* [WHAT NEEDS TO BE DONE]:
Transcribe every entry below word for word, but skip the pictures.

* [GIVEN DATA]:
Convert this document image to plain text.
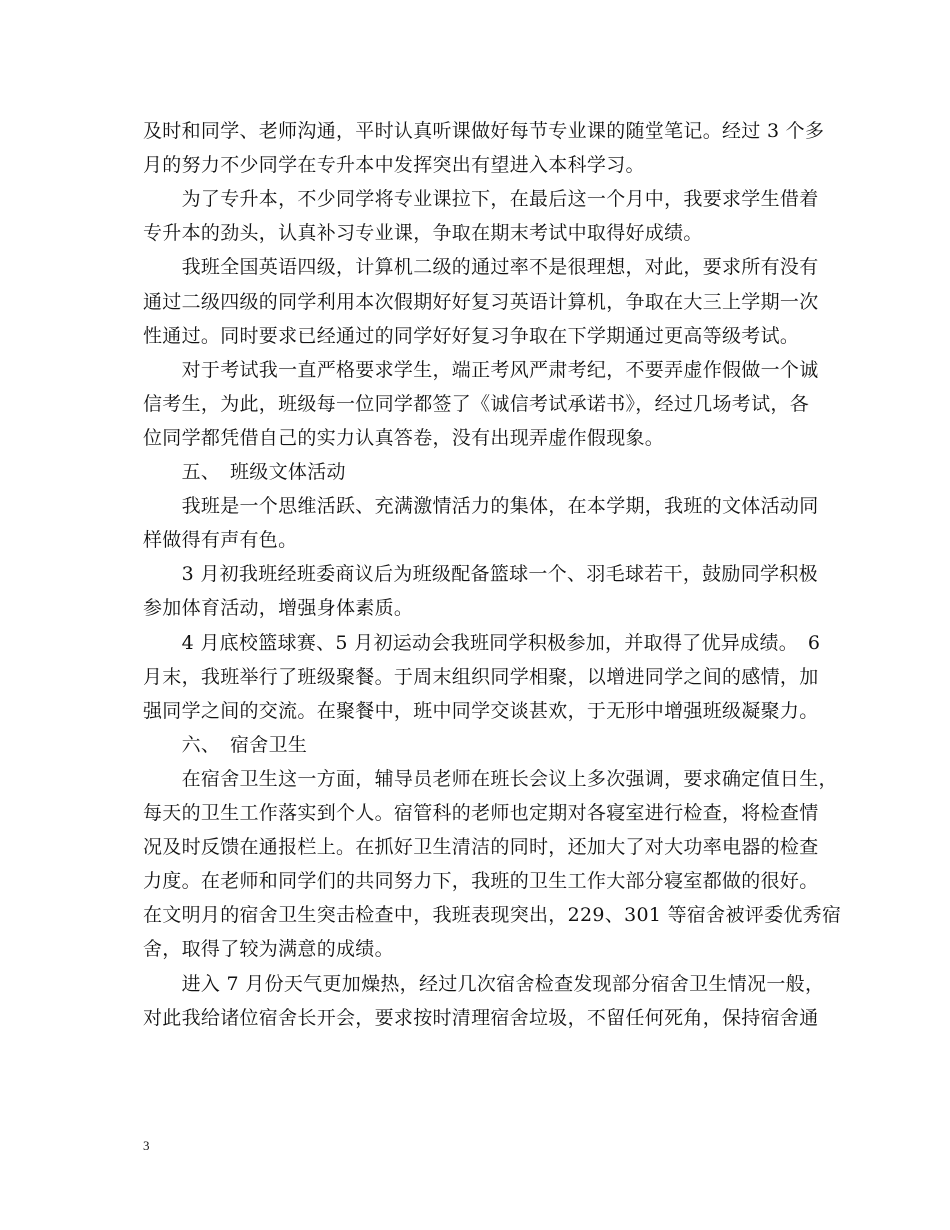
及时和同学、老师沟通，平时认真听课做好每节专业课的随堂笔记。经过 3 个多
月的努力不少同学在专升本中发挥突出有望进入本科学习。
　　为了专升本，不少同学将专业课拉下，在最后这一个月中，我要求学生借着
专升本的劲头，认真补习专业课，争取在期末考试中取得好成绩。
　　我班全国英语四级，计算机二级的通过率不是很理想，对此，要求所有没有
通过二级四级的同学利用本次假期好好复习英语计算机，争取在大三上学期一次
性通过。同时要求已经通过的同学好好复习争取在下学期通过更高等级考试。
　　对于考试我一直严格要求学生，端正考风严肃考纪，不要弄虚作假做一个诚
信考生，为此，班级每一位同学都签了《诚信考试承诺书》，经过几场考试，各
位同学都凭借自己的实力认真答卷，没有出现弄虚作假现象。
　　五、　班级文体活动
　　我班是一个思维活跃、充满激情活力的集体，在本学期，我班的文体活动同
样做得有声有色。
　　3 月初我班经班委商议后为班级配备篮球一个、羽毛球若干，鼓励同学积极
参加体育活动，增强身体素质。
　　4 月底校篮球赛、5 月初运动会我班同学积极参加，并取得了优异成绩。　6
月末，我班举行了班级聚餐。于周末组织同学相聚，以增进同学之间的感情，加
强同学之间的交流。在聚餐中，班中同学交谈甚欢，于无形中增强班级凝聚力。
　　六、　宿舍卫生
　　在宿舍卫生这一方面，辅导员老师在班长会议上多次强调，要求确定值日生，
每天的卫生工作落实到个人。宿管科的老师也定期对各寝室进行检查，将检查情
况及时反馈在通报栏上。在抓好卫生清洁的同时，还加大了对大功率电器的检查
力度。在老师和同学们的共同努力下，我班的卫生工作大部分寝室都做的很好。
在文明月的宿舍卫生突击检查中，我班表现突出，229、301 等宿舍被评委优秀宿
舍，取得了较为满意的成绩。
　　进入 7 月份天气更加燥热，经过几次宿舍检查发现部分宿舍卫生情况一般，
对此我给诸位宿舍长开会，要求按时清理宿舍垃圾，不留任何死角，保持宿舍通
3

* [FINISHED ANSWER]:
Convert this document image to plain text.
及时和同学、老师沟通，平时认真听课做好每节专业课的随堂笔记。经过 3 个多
月的努力不少同学在专升本中发挥突出有望进入本科学习。
　　为了专升本，不少同学将专业课拉下，在最后这一个月中，我要求学生借着
专升本的劲头，认真补习专业课，争取在期末考试中取得好成绩。
　　我班全国英语四级，计算机二级的通过率不是很理想，对此，要求所有没有
通过二级四级的同学利用本次假期好好复习英语计算机，争取在大三上学期一次
性通过。同时要求已经通过的同学好好复习争取在下学期通过更高等级考试。
　　对于考试我一直严格要求学生，端正考风严肃考纪，不要弄虚作假做一个诚
信考生，为此，班级每一位同学都签了《诚信考试承诺书》，经过几场考试，各
位同学都凭借自己的实力认真答卷，没有出现弄虚作假现象。
　　五、　班级文体活动
　　我班是一个思维活跃、充满激情活力的集体，在本学期，我班的文体活动同
样做得有声有色。
　　3 月初我班经班委商议后为班级配备篮球一个、羽毛球若干，鼓励同学积极
参加体育活动，增强身体素质。
　　4 月底校篮球赛、5 月初运动会我班同学积极参加，并取得了优异成绩。　6
月末，我班举行了班级聚餐。于周末组织同学相聚，以增进同学之间的感情，加
强同学之间的交流。在聚餐中，班中同学交谈甚欢，于无形中增强班级凝聚力。
　　六、　宿舍卫生
　　在宿舍卫生这一方面，辅导员老师在班长会议上多次强调，要求确定值日生，
每天的卫生工作落实到个人。宿管科的老师也定期对各寝室进行检查，将检查情
况及时反馈在通报栏上。在抓好卫生清洁的同时，还加大了对大功率电器的检查
力度。在老师和同学们的共同努力下，我班的卫生工作大部分寝室都做的很好。
在文明月的宿舍卫生突击检查中，我班表现突出，229、301 等宿舍被评委优秀宿
舍，取得了较为满意的成绩。
　　进入 7 月份天气更加燥热，经过几次宿舍检查发现部分宿舍卫生情况一般，
对此我给诸位宿舍长开会，要求按时清理宿舍垃圾，不留任何死角，保持宿舍通
3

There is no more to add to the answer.